►

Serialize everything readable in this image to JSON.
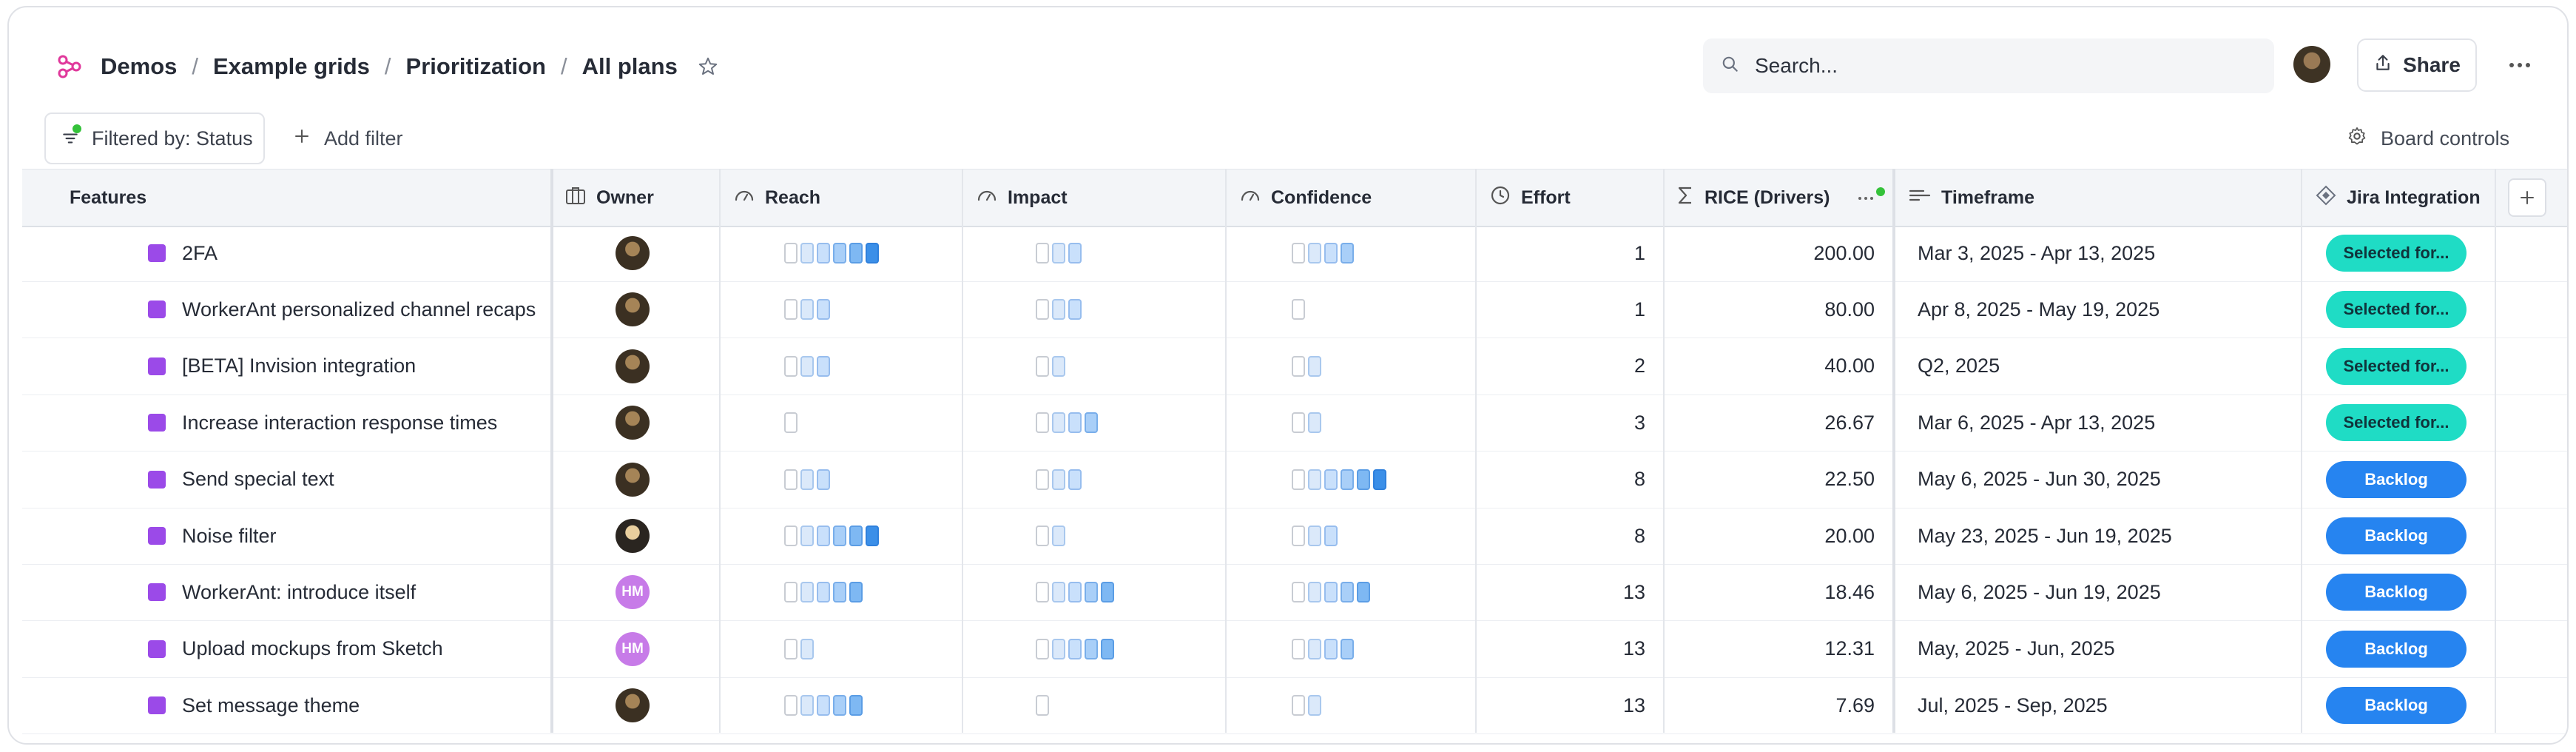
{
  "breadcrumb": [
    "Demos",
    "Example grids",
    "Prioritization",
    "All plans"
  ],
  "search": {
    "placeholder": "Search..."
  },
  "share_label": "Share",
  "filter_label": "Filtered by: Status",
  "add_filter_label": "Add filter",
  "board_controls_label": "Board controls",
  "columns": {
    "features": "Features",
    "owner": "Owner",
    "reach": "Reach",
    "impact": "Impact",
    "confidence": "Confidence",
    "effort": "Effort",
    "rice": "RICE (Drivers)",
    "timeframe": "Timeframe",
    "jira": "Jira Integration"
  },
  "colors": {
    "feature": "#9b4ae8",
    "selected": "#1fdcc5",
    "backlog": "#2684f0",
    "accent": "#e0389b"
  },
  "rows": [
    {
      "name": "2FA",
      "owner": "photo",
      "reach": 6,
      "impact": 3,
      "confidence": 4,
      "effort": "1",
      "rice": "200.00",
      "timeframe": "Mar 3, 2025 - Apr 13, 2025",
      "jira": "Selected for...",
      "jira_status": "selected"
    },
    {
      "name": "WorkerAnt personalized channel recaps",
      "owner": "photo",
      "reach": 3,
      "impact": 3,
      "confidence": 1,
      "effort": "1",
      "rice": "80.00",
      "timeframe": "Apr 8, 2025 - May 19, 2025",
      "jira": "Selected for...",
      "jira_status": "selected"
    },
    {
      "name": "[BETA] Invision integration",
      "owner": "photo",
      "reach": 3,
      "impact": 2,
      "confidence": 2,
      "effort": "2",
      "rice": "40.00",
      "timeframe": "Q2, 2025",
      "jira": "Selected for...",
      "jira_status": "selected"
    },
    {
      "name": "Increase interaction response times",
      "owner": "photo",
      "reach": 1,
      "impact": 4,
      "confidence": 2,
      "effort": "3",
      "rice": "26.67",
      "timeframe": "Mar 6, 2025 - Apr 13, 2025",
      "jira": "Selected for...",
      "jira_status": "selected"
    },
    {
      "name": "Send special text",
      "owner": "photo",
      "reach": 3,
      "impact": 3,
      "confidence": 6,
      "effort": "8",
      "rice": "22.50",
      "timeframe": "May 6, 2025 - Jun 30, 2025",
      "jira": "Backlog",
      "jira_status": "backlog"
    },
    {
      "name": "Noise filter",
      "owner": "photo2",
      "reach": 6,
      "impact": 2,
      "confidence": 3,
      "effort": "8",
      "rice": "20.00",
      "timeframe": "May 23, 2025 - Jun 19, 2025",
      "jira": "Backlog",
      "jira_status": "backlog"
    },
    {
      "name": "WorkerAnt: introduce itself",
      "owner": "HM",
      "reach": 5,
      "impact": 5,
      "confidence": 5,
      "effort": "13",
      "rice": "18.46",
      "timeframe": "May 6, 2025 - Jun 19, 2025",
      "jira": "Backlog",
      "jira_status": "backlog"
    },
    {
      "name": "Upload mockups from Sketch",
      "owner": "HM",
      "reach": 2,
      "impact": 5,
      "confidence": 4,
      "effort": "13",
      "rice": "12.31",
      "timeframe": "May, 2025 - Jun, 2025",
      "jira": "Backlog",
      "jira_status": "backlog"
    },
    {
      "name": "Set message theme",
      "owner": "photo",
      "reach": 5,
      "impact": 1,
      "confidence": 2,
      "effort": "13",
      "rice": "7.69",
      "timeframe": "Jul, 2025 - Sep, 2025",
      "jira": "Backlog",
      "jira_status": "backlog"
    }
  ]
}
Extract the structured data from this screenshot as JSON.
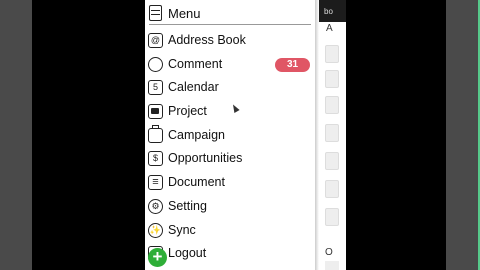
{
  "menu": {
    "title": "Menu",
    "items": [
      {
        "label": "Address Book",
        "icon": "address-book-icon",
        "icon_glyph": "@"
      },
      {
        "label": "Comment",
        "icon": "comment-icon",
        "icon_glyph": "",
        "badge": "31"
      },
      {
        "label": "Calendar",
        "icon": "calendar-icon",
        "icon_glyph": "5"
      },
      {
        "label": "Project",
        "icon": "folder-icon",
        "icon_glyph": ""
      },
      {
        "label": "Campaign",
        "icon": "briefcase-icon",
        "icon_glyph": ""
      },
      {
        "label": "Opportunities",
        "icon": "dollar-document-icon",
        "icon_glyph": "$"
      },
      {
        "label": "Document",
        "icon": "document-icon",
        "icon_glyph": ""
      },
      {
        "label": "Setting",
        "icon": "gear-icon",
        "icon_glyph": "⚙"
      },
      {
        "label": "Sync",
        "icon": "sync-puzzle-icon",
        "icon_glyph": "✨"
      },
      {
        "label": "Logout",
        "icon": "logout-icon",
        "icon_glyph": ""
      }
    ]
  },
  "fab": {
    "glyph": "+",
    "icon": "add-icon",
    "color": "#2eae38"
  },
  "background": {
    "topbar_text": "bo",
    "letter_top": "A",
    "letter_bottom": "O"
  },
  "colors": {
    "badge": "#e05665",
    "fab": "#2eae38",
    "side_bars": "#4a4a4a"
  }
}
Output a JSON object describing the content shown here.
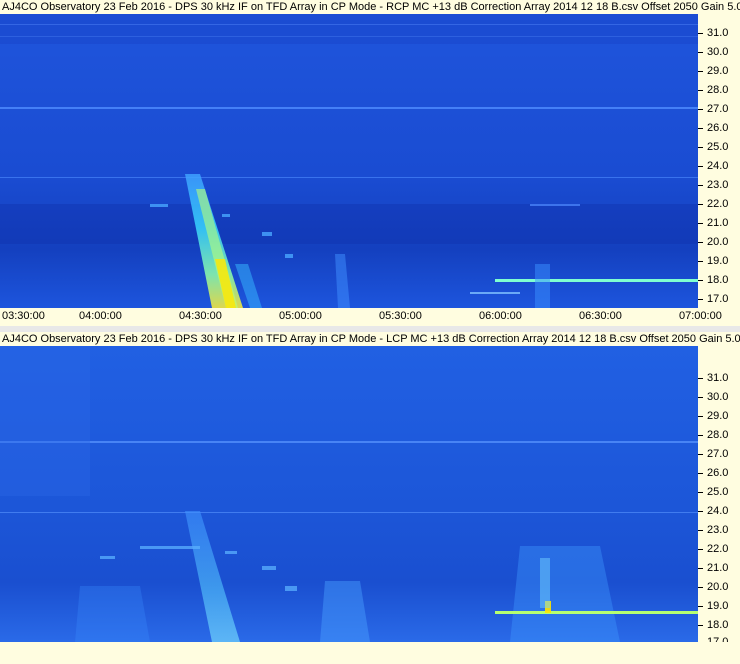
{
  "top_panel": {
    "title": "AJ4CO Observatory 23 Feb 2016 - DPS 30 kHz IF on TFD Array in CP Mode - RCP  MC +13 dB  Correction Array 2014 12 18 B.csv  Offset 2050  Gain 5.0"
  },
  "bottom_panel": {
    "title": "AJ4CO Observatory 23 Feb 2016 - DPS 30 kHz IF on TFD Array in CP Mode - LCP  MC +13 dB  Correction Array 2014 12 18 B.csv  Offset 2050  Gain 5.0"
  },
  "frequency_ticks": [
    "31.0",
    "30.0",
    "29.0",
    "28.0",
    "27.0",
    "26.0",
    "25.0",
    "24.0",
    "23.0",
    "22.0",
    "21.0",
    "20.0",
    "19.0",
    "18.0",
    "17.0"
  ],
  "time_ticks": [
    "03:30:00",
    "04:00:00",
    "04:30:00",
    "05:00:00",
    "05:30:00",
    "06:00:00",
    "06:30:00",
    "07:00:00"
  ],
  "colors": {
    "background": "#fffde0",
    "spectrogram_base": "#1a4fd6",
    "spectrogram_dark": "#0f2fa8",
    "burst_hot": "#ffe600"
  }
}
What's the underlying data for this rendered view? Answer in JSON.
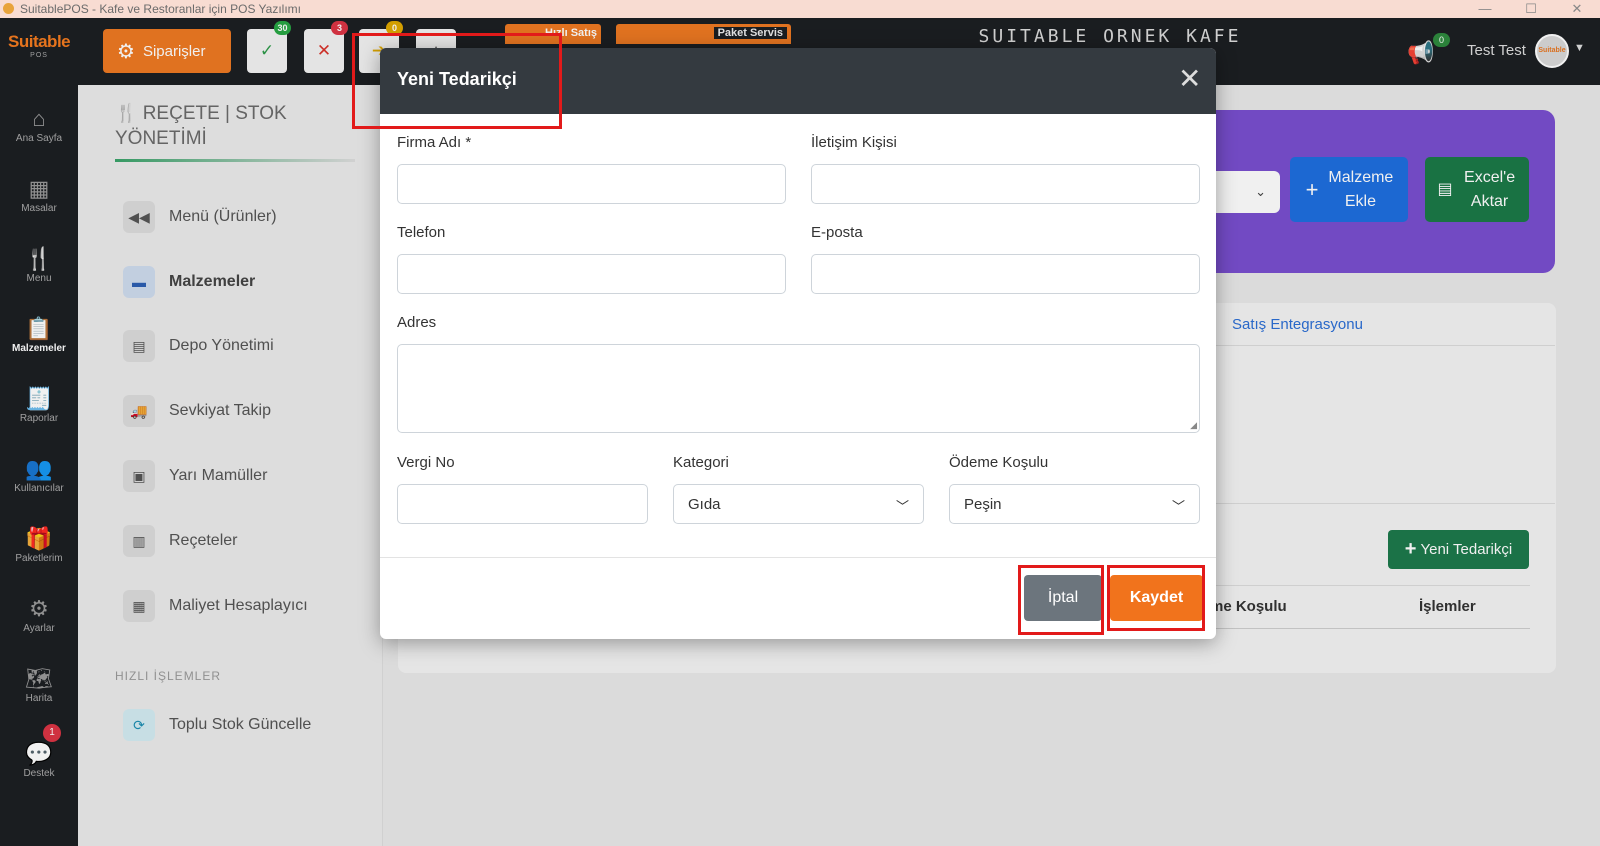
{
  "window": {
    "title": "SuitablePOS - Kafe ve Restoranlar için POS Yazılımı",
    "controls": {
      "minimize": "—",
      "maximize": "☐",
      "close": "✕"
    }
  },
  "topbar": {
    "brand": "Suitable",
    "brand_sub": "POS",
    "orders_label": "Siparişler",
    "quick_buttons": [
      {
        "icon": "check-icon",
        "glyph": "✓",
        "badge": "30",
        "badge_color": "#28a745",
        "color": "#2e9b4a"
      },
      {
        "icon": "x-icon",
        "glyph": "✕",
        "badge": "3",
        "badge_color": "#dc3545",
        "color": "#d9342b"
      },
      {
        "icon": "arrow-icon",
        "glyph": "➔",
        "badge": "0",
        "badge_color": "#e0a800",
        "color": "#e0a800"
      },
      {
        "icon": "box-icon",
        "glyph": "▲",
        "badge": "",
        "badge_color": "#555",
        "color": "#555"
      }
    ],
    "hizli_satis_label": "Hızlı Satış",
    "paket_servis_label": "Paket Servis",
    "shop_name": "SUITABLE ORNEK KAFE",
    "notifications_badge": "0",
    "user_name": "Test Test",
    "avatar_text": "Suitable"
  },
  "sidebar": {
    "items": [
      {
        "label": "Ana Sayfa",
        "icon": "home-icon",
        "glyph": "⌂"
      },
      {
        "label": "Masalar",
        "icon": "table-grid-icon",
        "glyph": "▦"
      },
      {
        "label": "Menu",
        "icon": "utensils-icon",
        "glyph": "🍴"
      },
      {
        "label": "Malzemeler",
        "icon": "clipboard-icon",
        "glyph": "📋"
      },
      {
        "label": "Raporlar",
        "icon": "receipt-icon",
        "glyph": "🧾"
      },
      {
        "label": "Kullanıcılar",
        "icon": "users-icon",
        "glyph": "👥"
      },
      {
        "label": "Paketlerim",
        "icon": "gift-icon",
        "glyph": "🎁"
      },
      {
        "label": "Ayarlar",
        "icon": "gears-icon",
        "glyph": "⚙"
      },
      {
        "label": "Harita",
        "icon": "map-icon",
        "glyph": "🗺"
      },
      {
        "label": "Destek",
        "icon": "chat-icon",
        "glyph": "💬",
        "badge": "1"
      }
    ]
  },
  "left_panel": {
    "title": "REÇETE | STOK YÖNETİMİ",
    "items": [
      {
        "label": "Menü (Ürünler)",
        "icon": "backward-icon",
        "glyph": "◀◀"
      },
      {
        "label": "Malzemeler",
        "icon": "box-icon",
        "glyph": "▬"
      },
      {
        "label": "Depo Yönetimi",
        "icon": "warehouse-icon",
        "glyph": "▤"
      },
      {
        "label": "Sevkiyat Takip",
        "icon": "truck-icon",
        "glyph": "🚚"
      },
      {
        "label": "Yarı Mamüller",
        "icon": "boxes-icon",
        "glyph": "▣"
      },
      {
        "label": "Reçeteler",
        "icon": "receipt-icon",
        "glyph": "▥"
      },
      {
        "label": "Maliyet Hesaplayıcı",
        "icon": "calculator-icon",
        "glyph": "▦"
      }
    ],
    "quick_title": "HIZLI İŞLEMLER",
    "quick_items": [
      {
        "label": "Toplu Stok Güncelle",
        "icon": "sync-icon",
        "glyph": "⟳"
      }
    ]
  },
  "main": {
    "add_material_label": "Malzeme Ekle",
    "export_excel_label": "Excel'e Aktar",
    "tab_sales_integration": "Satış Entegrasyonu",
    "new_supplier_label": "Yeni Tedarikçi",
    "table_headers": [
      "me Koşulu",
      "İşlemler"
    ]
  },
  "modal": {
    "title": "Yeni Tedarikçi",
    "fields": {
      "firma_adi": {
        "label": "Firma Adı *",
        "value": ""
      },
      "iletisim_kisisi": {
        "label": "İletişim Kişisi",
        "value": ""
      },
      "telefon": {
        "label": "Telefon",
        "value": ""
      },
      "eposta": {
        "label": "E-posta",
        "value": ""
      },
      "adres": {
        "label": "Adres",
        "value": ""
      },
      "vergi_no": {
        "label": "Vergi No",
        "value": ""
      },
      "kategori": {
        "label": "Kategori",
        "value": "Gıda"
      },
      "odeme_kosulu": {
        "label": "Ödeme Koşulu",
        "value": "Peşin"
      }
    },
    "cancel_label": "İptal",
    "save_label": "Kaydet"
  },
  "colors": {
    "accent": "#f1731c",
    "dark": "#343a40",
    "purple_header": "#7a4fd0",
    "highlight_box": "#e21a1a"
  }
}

◄

**GIVEN PROBLEM**
Return all lines with the word "this" in them.

**SOLVED PROBLEM**
Serialize everything readable in this image to JSON.
Extract the structured data from this screenshot as JSON.
What's the underlying data for this rendered view? Answer in JSON.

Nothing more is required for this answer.